# Instruction
List all lines of the data containing the word "December".

# Listed records
BEGIN

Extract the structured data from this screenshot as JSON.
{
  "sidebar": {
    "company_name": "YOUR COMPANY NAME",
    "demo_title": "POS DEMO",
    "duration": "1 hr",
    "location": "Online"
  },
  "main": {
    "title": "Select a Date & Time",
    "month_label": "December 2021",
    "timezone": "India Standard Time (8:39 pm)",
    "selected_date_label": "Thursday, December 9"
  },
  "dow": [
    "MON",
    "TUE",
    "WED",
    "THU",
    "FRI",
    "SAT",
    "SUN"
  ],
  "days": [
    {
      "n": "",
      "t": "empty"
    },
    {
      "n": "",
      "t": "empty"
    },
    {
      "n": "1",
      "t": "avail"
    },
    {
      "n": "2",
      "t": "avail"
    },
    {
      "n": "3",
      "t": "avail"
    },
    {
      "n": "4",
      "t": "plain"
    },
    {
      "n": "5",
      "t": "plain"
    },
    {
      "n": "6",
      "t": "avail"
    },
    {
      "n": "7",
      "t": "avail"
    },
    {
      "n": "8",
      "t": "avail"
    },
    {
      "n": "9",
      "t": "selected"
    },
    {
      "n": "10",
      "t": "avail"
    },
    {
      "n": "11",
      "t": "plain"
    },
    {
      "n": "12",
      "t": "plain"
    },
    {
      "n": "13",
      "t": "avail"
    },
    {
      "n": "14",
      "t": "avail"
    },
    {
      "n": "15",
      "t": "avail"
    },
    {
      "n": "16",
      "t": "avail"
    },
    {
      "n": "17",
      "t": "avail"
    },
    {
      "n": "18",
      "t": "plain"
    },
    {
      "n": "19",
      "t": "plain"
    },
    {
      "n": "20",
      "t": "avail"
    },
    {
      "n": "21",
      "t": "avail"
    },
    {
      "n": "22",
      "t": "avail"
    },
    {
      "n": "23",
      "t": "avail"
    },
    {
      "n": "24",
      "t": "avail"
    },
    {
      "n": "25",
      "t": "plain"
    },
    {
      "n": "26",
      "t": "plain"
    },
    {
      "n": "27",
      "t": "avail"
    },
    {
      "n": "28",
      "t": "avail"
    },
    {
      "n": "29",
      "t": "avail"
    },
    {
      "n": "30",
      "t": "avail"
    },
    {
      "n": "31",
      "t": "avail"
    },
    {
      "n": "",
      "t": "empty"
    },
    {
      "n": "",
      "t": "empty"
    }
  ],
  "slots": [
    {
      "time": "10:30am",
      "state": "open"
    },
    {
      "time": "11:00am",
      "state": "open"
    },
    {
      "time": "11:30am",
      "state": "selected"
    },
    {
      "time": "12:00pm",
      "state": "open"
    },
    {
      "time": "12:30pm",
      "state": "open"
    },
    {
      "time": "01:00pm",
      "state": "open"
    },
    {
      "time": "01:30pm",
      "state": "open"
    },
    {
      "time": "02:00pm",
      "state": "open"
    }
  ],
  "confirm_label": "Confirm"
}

END

# Answer
    "month_label": "December 2021",
    "selected_date_label": "Thursday, December 9"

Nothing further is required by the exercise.